Look through the data below and say how many of its lines contain "عائد", adding nothing else.

-------------------------

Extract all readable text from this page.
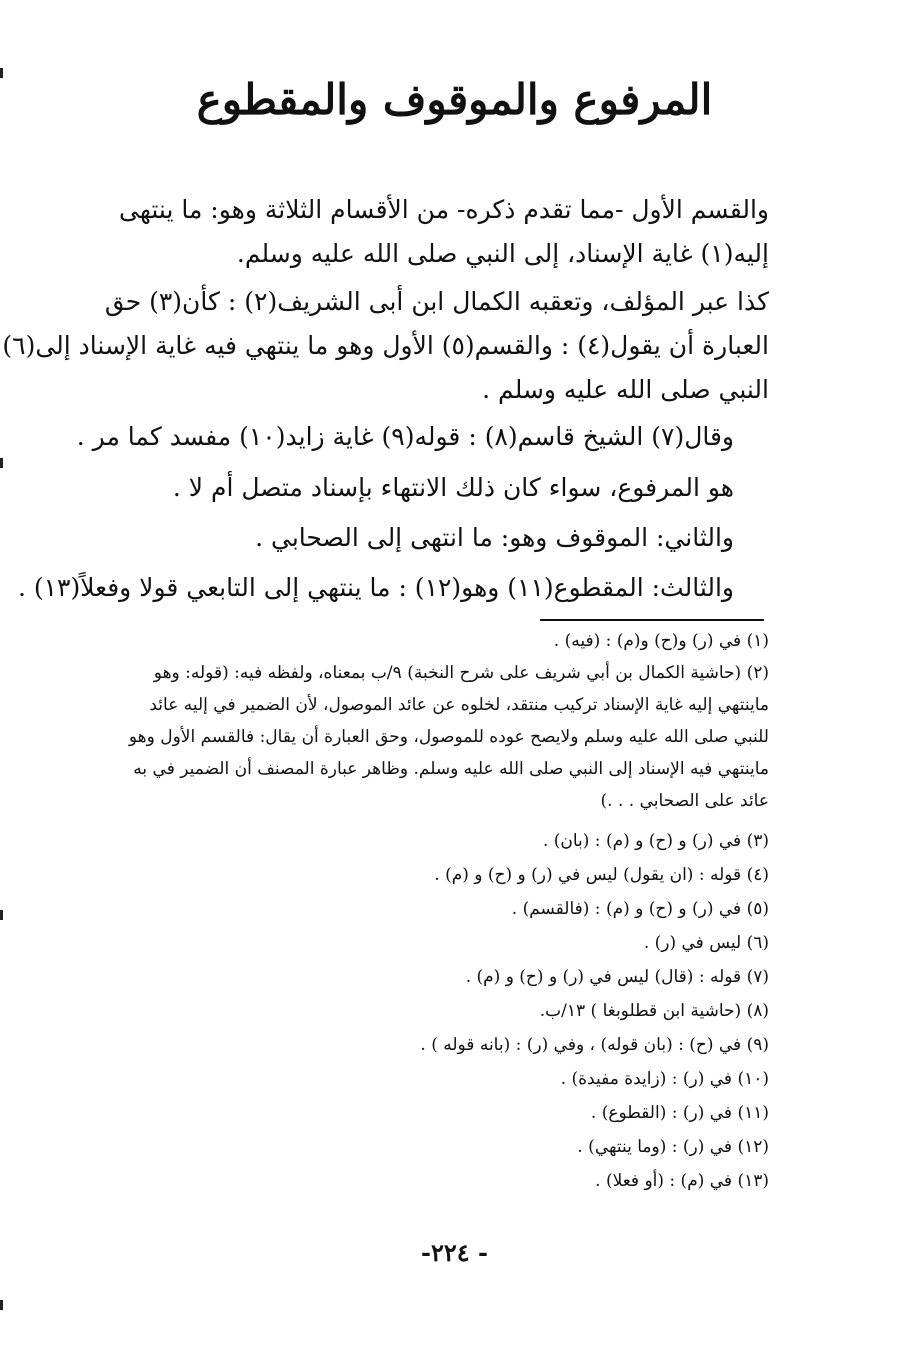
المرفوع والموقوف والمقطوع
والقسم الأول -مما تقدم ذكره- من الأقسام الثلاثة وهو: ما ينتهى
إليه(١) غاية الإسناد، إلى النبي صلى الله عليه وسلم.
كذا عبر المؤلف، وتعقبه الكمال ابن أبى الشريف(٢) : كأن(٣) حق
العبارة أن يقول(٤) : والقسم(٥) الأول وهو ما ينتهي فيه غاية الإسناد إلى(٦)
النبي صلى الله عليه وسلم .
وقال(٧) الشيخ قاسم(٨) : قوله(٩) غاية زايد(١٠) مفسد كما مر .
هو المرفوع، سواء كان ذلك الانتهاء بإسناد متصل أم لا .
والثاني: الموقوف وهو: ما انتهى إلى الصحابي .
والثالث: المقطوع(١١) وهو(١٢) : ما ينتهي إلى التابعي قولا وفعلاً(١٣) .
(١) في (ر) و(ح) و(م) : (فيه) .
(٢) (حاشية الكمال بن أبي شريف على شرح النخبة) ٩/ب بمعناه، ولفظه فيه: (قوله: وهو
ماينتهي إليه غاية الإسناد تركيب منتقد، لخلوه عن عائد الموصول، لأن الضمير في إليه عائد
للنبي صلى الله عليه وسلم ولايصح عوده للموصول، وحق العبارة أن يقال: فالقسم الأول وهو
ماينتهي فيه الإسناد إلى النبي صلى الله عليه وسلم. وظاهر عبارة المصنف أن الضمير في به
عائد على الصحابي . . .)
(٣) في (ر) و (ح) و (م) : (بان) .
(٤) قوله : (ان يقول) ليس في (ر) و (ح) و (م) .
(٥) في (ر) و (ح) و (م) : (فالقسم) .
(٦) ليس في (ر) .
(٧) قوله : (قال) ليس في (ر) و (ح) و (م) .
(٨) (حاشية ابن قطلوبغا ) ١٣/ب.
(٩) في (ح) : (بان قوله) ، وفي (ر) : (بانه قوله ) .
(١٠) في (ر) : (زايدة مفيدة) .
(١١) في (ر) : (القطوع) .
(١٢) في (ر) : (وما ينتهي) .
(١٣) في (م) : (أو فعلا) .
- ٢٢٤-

-------------------------

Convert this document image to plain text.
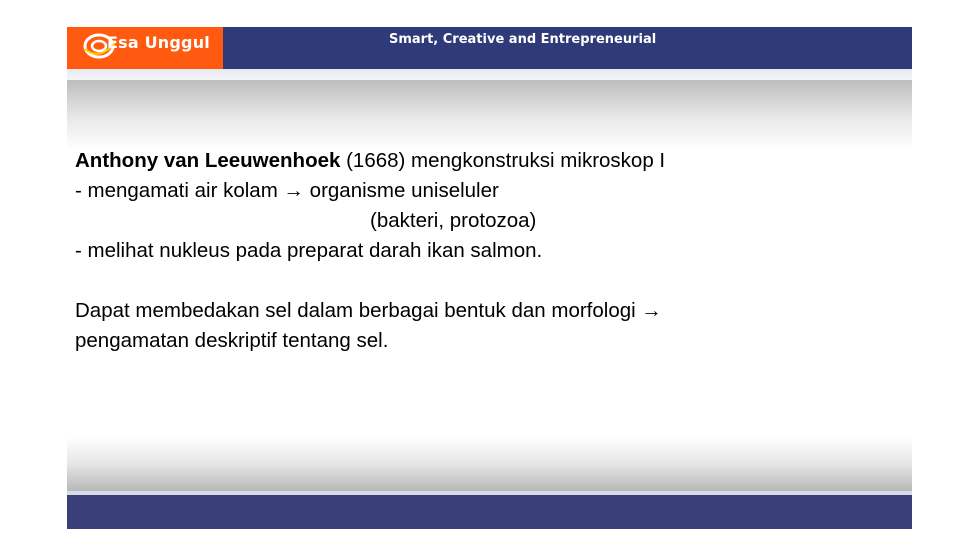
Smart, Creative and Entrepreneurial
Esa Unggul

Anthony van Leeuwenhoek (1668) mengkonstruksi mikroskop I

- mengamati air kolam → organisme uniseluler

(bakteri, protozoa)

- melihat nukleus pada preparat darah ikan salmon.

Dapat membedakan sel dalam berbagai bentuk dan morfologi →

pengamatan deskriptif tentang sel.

-------------------------

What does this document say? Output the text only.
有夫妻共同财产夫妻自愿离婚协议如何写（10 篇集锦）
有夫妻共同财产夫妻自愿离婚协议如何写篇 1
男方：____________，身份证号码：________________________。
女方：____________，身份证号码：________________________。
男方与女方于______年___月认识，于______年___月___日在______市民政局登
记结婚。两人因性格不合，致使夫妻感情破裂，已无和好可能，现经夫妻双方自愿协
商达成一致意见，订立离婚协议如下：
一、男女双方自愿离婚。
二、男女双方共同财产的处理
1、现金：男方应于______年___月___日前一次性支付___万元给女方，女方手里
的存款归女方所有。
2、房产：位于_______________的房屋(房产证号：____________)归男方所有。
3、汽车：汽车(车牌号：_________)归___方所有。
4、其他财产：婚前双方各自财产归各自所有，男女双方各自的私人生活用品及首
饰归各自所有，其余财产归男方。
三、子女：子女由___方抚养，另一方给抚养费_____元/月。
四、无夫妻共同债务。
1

-------------------------

● FULL RESPONSE
2